STATED PROBLEM ▸ Set down the material below in full, matching it exactly.

DATA ENTRIES ▸
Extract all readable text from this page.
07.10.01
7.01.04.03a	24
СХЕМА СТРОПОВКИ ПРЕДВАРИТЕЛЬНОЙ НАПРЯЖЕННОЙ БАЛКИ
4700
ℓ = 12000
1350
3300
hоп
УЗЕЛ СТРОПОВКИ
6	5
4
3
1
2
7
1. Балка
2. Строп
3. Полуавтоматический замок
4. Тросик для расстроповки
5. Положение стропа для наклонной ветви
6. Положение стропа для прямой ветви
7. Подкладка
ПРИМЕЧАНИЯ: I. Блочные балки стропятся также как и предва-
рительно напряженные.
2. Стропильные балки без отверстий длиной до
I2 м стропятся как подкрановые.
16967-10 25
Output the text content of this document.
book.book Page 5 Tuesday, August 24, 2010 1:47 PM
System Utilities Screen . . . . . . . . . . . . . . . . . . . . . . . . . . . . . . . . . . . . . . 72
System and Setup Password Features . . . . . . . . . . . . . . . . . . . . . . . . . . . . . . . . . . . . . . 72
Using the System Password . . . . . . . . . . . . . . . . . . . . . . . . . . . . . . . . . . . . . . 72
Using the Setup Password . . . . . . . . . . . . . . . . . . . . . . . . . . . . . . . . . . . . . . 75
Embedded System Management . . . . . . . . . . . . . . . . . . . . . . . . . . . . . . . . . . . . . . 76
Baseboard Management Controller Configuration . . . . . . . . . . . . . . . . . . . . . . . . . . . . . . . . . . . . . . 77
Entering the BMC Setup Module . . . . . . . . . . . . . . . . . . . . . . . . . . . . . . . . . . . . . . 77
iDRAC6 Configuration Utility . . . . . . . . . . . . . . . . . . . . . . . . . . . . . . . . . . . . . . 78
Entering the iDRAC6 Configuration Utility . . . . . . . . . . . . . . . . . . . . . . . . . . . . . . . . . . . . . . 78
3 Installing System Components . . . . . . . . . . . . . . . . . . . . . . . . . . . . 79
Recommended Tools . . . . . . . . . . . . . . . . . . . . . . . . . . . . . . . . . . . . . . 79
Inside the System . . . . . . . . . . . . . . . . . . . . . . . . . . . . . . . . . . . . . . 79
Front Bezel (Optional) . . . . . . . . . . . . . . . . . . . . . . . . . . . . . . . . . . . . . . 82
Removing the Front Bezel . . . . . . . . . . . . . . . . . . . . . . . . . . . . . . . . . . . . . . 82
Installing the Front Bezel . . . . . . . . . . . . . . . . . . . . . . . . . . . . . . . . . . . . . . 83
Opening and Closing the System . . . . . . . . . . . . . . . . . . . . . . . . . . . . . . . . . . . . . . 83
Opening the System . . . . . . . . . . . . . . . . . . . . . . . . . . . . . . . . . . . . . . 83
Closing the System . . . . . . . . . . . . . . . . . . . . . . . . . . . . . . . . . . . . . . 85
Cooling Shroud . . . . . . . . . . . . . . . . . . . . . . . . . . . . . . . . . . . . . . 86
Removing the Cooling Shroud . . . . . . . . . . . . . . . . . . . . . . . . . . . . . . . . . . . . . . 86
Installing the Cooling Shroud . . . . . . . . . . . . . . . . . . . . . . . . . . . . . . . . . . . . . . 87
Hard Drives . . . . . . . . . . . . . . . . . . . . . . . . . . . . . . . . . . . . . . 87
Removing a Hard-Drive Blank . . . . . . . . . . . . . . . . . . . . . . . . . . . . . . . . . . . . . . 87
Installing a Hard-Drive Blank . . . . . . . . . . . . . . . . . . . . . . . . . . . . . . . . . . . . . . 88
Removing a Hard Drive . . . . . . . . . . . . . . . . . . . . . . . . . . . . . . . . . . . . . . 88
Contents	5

RESPONSE BELOW ▸
Extract all readable text from this page.
07.10.01
7.01.04.03a	24
СХЕМА СТРОПОВКИ ПРЕДВАРИТЕЛЬНОЙ НАПРЯЖЕННОЙ БАЛКИ
4700
ℓ = 12000
1350
3300
hоп
УЗЕЛ СТРОПОВКИ
6	5
4
3
1
2
7
1. Балка
2. Строп
3. Полуавтоматический замок
4. Тросик для расстроповки
5. Положение стропа для наклонной ветви
6. Положение стропа для прямой ветви
7. Подкладка
ПРИМЕЧАНИЯ: I. Блочные балки стропятся также как и предва-
рительно напряженные.
2. Стропильные балки без отверстий длиной до
I2 м стропятся как подкрановые.
16967-10 25
Output the text content of this document.
book.book Page 5 Tuesday, August 24, 2010 1:47 PM
System Utilities Screen . . . . . . . . . . . . . . . . . . . . . . . . . . . . . . . . . . . . . . 72
System and Setup Password Features . . . . . . . . . . . . . . . . . . . . . . . . . . . . . . . . . . . . . . 72
Using the System Password . . . . . . . . . . . . . . . . . . . . . . . . . . . . . . . . . . . . . . 72
Using the Setup Password . . . . . . . . . . . . . . . . . . . . . . . . . . . . . . . . . . . . . . 75
Embedded System Management . . . . . . . . . . . . . . . . . . . . . . . . . . . . . . . . . . . . . . 76
Baseboard Management Controller Configuration . . . . . . . . . . . . . . . . . . . . . . . . . . . . . . . . . . . . . . 77
Entering the BMC Setup Module . . . . . . . . . . . . . . . . . . . . . . . . . . . . . . . . . . . . . . 77
iDRAC6 Configuration Utility . . . . . . . . . . . . . . . . . . . . . . . . . . . . . . . . . . . . . . 78
Entering the iDRAC6 Configuration Utility . . . . . . . . . . . . . . . . . . . . . . . . . . . . . . . . . . . . . . 78
3 Installing System Components . . . . . . . . . . . . . . . . . . . . . . . . . . . . 79
Recommended Tools . . . . . . . . . . . . . . . . . . . . . . . . . . . . . . . . . . . . . . 79
Inside the System . . . . . . . . . . . . . . . . . . . . . . . . . . . . . . . . . . . . . . 79
Front Bezel (Optional) . . . . . . . . . . . . . . . . . . . . . . . . . . . . . . . . . . . . . . 82
Removing the Front Bezel . . . . . . . . . . . . . . . . . . . . . . . . . . . . . . . . . . . . . . 82
Installing the Front Bezel . . . . . . . . . . . . . . . . . . . . . . . . . . . . . . . . . . . . . . 83
Opening and Closing the System . . . . . . . . . . . . . . . . . . . . . . . . . . . . . . . . . . . . . . 83
Opening the System . . . . . . . . . . . . . . . . . . . . . . . . . . . . . . . . . . . . . . 83
Closing the System . . . . . . . . . . . . . . . . . . . . . . . . . . . . . . . . . . . . . . 85
Cooling Shroud . . . . . . . . . . . . . . . . . . . . . . . . . . . . . . . . . . . . . . 86
Removing the Cooling Shroud . . . . . . . . . . . . . . . . . . . . . . . . . . . . . . . . . . . . . . 86
Installing the Cooling Shroud . . . . . . . . . . . . . . . . . . . . . . . . . . . . . . . . . . . . . . 87
Hard Drives . . . . . . . . . . . . . . . . . . . . . . . . . . . . . . . . . . . . . . 87
Removing a Hard-Drive Blank . . . . . . . . . . . . . . . . . . . . . . . . . . . . . . . . . . . . . . 87
Installing a Hard-Drive Blank . . . . . . . . . . . . . . . . . . . . . . . . . . . . . . . . . . . . . . 88
Removing a Hard Drive . . . . . . . . . . . . . . . . . . . . . . . . . . . . . . . . . . . . . . 88
Contents	5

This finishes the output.